* begin *

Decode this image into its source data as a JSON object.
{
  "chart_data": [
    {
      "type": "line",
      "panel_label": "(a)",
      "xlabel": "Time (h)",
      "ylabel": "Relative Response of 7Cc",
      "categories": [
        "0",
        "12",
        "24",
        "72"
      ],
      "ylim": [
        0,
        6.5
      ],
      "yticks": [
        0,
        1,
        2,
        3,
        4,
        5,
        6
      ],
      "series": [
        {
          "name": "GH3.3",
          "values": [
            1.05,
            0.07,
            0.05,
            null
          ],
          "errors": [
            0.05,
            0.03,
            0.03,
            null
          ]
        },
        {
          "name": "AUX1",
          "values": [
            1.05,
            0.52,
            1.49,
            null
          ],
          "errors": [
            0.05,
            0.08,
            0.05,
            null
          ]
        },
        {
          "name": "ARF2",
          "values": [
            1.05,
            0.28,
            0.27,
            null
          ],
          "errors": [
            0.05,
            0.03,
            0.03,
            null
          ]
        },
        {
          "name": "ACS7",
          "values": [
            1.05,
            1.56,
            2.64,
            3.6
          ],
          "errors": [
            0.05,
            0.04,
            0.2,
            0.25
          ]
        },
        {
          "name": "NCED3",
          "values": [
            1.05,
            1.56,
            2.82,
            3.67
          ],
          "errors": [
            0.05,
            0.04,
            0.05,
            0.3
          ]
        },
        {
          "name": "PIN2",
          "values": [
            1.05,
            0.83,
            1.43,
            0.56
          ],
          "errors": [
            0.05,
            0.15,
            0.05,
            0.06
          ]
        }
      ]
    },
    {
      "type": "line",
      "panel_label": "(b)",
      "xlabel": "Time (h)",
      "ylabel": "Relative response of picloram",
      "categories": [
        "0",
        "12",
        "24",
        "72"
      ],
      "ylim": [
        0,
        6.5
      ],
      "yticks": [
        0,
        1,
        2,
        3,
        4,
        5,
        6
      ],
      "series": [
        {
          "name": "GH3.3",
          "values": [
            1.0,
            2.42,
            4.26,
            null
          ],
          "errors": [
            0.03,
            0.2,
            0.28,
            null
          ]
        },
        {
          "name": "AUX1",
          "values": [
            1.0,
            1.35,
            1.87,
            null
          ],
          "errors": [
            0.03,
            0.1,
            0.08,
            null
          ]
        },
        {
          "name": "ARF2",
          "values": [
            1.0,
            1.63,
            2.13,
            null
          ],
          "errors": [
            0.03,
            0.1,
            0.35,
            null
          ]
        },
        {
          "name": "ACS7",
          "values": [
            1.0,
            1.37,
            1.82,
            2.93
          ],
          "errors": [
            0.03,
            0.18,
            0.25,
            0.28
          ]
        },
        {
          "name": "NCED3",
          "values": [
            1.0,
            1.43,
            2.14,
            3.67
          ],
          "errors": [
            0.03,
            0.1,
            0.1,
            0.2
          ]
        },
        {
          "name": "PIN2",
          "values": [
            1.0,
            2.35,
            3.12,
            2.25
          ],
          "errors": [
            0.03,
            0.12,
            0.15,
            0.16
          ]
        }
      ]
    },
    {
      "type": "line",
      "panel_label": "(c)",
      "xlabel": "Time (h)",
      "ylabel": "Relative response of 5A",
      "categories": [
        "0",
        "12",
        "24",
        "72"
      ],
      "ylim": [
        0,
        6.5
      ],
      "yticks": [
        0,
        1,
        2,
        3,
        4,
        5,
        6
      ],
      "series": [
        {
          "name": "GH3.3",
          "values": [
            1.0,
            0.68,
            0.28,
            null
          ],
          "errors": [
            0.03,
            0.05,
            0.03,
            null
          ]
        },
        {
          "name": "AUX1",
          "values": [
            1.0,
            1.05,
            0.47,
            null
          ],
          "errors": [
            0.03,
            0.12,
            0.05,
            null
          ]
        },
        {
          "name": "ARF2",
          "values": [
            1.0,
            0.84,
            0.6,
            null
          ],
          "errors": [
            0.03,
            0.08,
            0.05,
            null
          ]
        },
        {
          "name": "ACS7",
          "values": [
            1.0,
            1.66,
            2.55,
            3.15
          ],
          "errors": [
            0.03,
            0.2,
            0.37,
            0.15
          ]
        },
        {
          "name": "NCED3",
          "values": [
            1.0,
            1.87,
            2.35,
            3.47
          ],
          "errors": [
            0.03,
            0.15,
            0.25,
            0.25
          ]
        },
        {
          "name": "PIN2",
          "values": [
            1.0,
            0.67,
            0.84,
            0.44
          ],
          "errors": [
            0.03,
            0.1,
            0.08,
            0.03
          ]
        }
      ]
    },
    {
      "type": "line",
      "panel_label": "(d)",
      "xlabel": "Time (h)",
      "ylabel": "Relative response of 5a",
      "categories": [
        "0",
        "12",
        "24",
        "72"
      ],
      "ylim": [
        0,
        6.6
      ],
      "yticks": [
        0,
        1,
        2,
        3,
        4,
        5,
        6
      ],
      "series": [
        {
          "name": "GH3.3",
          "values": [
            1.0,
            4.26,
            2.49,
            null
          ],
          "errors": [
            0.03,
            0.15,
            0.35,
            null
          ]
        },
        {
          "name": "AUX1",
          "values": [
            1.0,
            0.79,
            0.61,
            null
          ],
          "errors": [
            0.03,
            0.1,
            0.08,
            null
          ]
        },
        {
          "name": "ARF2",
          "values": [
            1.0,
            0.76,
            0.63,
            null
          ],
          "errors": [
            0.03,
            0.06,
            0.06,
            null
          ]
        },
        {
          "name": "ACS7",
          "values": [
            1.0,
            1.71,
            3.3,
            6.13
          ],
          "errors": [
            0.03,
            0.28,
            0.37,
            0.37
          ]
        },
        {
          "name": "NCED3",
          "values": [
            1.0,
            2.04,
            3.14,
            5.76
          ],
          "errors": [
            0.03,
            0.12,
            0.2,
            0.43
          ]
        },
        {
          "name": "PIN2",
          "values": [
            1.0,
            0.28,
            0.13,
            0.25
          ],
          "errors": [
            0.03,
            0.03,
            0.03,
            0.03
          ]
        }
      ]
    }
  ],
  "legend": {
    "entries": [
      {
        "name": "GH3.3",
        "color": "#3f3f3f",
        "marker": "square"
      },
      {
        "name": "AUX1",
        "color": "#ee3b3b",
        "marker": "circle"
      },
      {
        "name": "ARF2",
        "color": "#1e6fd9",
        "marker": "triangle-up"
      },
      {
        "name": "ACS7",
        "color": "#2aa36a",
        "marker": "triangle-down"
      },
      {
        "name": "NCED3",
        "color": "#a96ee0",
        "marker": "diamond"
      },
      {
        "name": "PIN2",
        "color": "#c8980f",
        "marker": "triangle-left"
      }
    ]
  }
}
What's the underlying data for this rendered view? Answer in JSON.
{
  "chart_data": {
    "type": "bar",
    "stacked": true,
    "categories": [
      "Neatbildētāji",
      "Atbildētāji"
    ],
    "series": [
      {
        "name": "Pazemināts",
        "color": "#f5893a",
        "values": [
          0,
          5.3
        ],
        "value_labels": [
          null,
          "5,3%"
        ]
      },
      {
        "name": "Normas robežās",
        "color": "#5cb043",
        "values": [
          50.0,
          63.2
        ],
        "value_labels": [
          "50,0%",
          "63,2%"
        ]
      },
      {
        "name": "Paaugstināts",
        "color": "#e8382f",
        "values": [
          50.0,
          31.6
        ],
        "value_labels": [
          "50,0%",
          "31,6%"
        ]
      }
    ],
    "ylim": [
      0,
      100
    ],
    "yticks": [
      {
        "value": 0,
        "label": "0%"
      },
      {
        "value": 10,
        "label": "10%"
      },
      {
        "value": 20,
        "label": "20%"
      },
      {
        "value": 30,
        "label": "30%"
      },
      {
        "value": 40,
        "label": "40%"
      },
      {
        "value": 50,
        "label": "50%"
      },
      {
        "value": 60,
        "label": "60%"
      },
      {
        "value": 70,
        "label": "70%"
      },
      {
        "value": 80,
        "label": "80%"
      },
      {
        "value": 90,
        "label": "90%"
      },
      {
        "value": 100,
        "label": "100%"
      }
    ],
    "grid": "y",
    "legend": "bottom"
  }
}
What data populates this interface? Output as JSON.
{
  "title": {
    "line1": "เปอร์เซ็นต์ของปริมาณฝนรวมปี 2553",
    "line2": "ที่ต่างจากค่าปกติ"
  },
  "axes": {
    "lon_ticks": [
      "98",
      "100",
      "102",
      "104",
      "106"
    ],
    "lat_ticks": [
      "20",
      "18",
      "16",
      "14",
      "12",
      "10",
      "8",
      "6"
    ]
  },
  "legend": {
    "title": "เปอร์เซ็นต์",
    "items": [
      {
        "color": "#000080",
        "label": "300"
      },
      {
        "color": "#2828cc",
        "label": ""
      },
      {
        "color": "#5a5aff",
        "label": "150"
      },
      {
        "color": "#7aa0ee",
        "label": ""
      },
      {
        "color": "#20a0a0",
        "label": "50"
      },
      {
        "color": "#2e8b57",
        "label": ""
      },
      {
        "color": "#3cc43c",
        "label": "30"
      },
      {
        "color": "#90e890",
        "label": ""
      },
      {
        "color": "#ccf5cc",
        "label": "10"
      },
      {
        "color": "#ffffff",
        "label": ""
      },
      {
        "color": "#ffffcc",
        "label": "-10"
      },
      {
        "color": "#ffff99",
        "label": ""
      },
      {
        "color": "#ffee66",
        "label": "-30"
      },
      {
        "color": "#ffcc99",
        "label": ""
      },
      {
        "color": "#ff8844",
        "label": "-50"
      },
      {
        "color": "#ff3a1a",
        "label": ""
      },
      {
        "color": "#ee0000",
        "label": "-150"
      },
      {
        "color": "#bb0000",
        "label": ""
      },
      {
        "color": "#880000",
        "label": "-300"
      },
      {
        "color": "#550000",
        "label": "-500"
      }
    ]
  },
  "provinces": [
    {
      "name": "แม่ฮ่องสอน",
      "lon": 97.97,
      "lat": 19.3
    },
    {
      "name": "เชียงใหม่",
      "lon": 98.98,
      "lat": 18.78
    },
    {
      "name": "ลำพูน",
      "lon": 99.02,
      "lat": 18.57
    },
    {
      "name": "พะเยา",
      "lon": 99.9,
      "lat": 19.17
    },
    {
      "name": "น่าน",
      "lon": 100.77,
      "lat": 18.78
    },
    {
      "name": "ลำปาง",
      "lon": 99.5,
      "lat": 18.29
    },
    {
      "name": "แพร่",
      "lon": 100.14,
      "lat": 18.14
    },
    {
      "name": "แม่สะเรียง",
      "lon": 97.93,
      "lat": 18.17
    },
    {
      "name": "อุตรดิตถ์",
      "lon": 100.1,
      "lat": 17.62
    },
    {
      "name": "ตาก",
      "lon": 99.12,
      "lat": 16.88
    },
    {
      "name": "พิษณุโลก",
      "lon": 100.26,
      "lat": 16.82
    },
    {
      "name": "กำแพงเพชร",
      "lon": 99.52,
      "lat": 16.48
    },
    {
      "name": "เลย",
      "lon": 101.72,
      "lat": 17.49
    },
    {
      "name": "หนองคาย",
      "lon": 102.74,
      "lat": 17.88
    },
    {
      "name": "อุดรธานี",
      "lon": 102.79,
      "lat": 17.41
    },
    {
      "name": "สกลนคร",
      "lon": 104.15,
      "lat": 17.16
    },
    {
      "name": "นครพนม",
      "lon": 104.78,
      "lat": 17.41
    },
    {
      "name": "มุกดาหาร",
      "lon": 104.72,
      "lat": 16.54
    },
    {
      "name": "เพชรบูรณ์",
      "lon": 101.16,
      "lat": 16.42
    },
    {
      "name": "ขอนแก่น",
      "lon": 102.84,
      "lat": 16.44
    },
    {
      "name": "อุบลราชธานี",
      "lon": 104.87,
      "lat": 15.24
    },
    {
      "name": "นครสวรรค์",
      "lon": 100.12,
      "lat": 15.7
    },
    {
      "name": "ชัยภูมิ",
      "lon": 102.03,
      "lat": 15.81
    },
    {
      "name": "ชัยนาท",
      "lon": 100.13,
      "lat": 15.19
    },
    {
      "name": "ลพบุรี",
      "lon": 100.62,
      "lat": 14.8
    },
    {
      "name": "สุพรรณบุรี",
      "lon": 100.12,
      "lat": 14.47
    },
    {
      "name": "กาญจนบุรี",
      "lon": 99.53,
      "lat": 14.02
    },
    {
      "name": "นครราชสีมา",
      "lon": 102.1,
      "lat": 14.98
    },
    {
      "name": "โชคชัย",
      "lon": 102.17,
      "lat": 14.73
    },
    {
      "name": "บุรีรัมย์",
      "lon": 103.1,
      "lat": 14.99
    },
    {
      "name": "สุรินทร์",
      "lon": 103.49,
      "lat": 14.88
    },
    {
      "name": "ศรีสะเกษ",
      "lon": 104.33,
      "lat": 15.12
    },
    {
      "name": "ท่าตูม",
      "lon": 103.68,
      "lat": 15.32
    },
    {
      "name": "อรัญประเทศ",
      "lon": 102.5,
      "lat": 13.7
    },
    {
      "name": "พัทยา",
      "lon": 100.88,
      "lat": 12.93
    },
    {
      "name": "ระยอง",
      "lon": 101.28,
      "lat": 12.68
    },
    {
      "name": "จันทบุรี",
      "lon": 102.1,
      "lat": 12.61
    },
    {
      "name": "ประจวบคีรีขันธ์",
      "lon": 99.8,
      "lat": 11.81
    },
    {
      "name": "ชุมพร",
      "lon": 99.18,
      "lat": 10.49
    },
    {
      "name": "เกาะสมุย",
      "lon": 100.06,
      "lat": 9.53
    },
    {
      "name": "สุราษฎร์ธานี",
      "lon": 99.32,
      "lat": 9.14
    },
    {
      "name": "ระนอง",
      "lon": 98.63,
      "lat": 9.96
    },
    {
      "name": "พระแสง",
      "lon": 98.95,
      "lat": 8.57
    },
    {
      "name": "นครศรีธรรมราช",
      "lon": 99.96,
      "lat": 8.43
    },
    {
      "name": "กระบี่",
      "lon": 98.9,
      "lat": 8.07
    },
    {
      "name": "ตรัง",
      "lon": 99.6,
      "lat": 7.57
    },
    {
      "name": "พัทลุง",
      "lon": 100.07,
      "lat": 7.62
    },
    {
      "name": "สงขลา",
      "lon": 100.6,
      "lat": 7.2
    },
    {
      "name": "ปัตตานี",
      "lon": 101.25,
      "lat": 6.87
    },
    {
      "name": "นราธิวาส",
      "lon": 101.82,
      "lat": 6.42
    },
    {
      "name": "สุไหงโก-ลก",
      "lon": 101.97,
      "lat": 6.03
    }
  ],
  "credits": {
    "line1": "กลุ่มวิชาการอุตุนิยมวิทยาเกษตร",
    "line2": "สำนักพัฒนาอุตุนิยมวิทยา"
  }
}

* end *

What is the number of lines in this material that hold the string "Relative"? Answer with that number only.

4